* **WHAT IS REQUIRED**
Leave out the pictures and copy everything else in the entries exactly.

* **Dataset entries**
╭──

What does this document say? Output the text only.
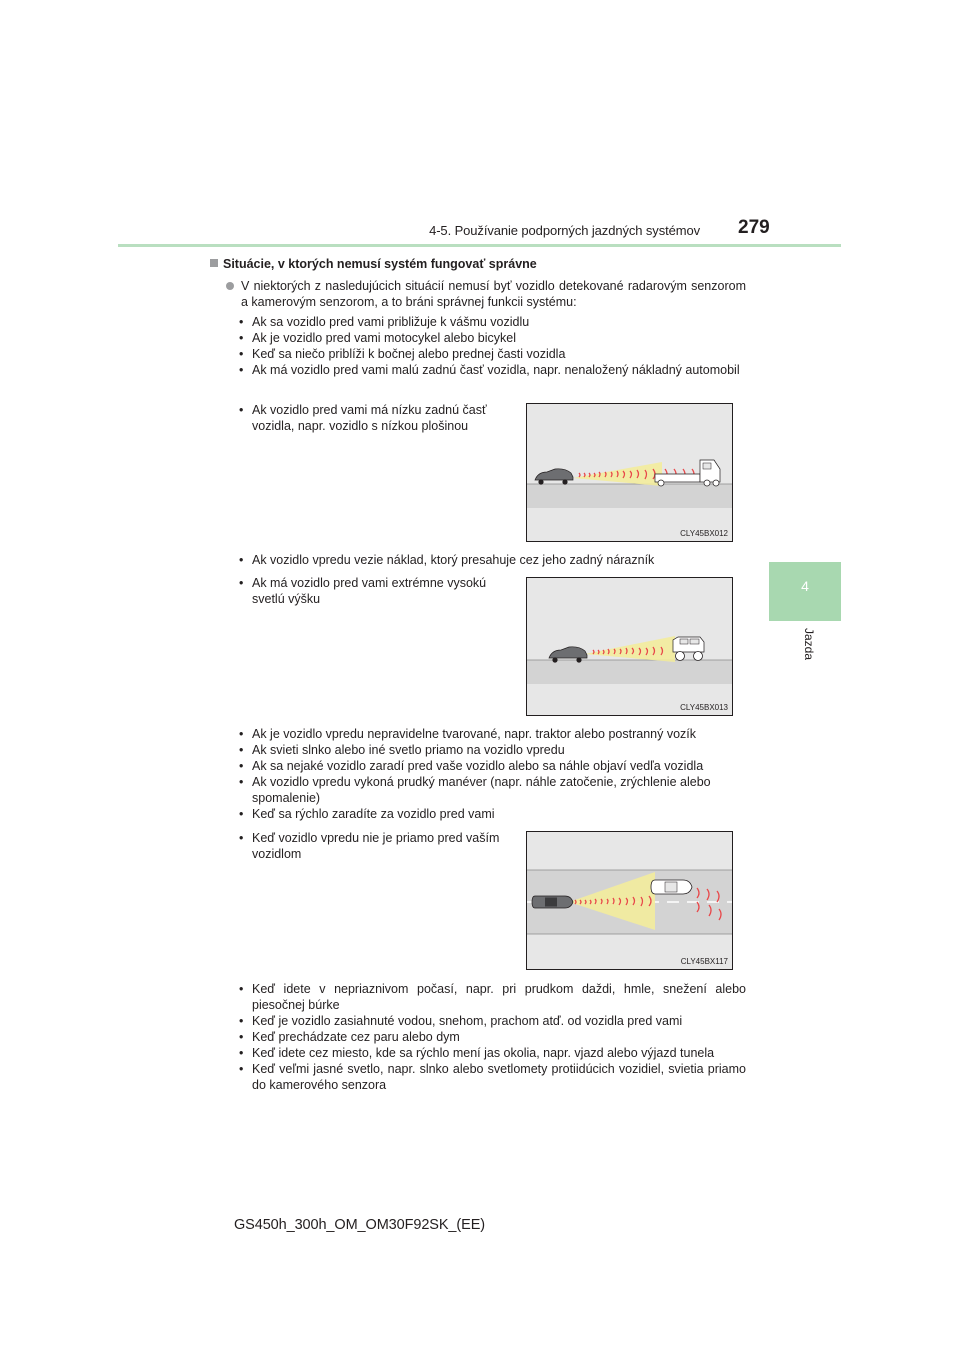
4-5. Používanie podporných jazdných systémov 279
4
Jazda
Situácie, v ktorých nemusí systém fungovať správne

V niektorých z nasledujúcich situácií nemusí byť vozidlo detekované radarovým senzorom a kamerovým senzorom, a to bráni správnej funkcii systému:

• Ak sa vozidlo pred vami približuje k vášmu vozidlu
• Ak je vozidlo pred vami motocykel alebo bicykel
• Keď sa niečo priblíži k bočnej alebo prednej časti vozidla
• Ak má vozidlo pred vami malú zadnú časť vozidla, napr. nenaložený nákladný automobil
• Ak vozidlo pred vami má nízku zadnú časť vozidla, napr. vozidlo s nízkou plošinou
CLY45BX012
• Ak vozidlo vpredu vezie náklad, ktorý presahuje cez jeho zadný nárazník
• Ak má vozidlo pred vami extrémne vysokú svetlú výšku
CLY45BX013
• Ak je vozidlo vpredu nepravidelne tvarované, napr. traktor alebo postranný vozík
• Ak svieti slnko alebo iné svetlo priamo na vozidlo vpredu
• Ak sa nejaké vozidlo zaradí pred vaše vozidlo alebo sa náhle objaví vedľa vozidla
• Ak vozidlo vpredu vykoná prudký manéver (napr. náhle zatočenie, zrýchlenie alebo spomalenie)
• Keď sa rýchlo zaradíte za vozidlo pred vami
• Keď vozidlo vpredu nie je priamo pred vaším vozidlom
CLY45BX117
• Keď idete v nepriaznivom počasí, napr. pri prudkom daždi, hmle, snežení alebo piesočnej búrke
• Keď je vozidlo zasiahnuté vodou, snehom, prachom atď. od vozidla pred vami
• Keď prechádzate cez paru alebo dym
• Keď idete cez miesto, kde sa rýchlo mení jas okolia, napr. vjazd alebo výjazd tunela
• Keď veľmi jasné svetlo, napr. slnko alebo svetlomety protiidúcich vozidiel, svietia priamo do kamerového senzora
GS450h_300h_OM_OM30F92SK_(EE)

╰──

* **OUTPUT OF THE EXERCISE**
What does this document say? Output the text only.
4-5. Používanie podporných jazdných systémov 279
4
Jazda
Situácie, v ktorých nemusí systém fungovať správne

V niektorých z nasledujúcich situácií nemusí byť vozidlo detekované radarovým senzorom a kamerovým senzorom, a to bráni správnej funkcii systému:

• Ak sa vozidlo pred vami približuje k vášmu vozidlu
• Ak je vozidlo pred vami motocykel alebo bicykel
• Keď sa niečo priblíži k bočnej alebo prednej časti vozidla
• Ak má vozidlo pred vami malú zadnú časť vozidla, napr. nenaložený nákladný automobil
• Ak vozidlo pred vami má nízku zadnú časť vozidla, napr. vozidlo s nízkou plošinou
CLY45BX012
• Ak vozidlo vpredu vezie náklad, ktorý presahuje cez jeho zadný nárazník
• Ak má vozidlo pred vami extrémne vysokú svetlú výšku
CLY45BX013
• Ak je vozidlo vpredu nepravidelne tvarované, napr. traktor alebo postranný vozík
• Ak svieti slnko alebo iné svetlo priamo na vozidlo vpredu
• Ak sa nejaké vozidlo zaradí pred vaše vozidlo alebo sa náhle objaví vedľa vozidla
• Ak vozidlo vpredu vykoná prudký manéver (napr. náhle zatočenie, zrýchlenie alebo spomalenie)
• Keď sa rýchlo zaradíte za vozidlo pred vami
• Keď vozidlo vpredu nie je priamo pred vaším vozidlom
CLY45BX117
• Keď idete v nepriaznivom počasí, napr. pri prudkom daždi, hmle, snežení alebo piesočnej búrke
• Keď je vozidlo zasiahnuté vodou, snehom, prachom atď. od vozidla pred vami
• Keď prechádzate cez paru alebo dym
• Keď idete cez miesto, kde sa rýchlo mení jas okolia, napr. vjazd alebo výjazd tunela
• Keď veľmi jasné svetlo, napr. slnko alebo svetlomety protiidúcich vozidiel, svietia priamo do kamerového senzora
GS450h_300h_OM_OM30F92SK_(EE)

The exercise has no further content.